Required work:
Output each entry exactly; skip nothing.

Exercise material:
--

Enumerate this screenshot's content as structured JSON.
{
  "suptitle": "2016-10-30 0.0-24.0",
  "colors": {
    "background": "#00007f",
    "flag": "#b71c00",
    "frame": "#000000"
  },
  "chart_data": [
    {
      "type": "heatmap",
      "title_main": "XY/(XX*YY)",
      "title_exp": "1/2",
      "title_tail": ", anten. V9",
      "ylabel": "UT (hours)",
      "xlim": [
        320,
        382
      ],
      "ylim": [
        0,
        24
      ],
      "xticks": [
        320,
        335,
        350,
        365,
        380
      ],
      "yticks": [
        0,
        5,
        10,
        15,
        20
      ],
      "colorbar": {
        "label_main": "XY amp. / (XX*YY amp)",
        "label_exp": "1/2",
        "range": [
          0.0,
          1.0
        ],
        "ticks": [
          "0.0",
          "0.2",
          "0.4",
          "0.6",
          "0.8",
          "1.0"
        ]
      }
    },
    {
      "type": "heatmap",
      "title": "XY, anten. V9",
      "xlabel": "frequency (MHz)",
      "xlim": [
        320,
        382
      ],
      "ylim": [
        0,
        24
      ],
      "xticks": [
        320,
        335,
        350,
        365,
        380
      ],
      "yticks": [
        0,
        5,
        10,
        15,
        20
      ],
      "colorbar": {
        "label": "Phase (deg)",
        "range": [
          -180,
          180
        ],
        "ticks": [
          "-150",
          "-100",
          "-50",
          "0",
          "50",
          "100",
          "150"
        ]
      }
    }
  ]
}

--

Reply to the exercise:
Enumerate this screenshot's content as structured JSON.
{
  "suptitle": "2016-10-30 0.0-24.0",
  "colors": {
    "background": "#00007f",
    "flag": "#b71c00",
    "frame": "#000000"
  },
  "chart_data": [
    {
      "type": "heatmap",
      "title_main": "XY/(XX*YY)",
      "title_exp": "1/2",
      "title_tail": ", anten. V9",
      "ylabel": "UT (hours)",
      "xlim": [
        320,
        382
      ],
      "ylim": [
        0,
        24
      ],
      "xticks": [
        320,
        335,
        350,
        365,
        380
      ],
      "yticks": [
        0,
        5,
        10,
        15,
        20
      ],
      "colorbar": {
        "label_main": "XY amp. / (XX*YY amp)",
        "label_exp": "1/2",
        "range": [
          0.0,
          1.0
        ],
        "ticks": [
          "0.0",
          "0.2",
          "0.4",
          "0.6",
          "0.8",
          "1.0"
        ]
      }
    },
    {
      "type": "heatmap",
      "title": "XY, anten. V9",
      "xlabel": "frequency (MHz)",
      "xlim": [
        320,
        382
      ],
      "ylim": [
        0,
        24
      ],
      "xticks": [
        320,
        335,
        350,
        365,
        380
      ],
      "yticks": [
        0,
        5,
        10,
        15,
        20
      ],
      "colorbar": {
        "label": "Phase (deg)",
        "range": [
          -180,
          180
        ],
        "ticks": [
          "-150",
          "-100",
          "-50",
          "0",
          "50",
          "100",
          "150"
        ]
      }
    }
  ]
}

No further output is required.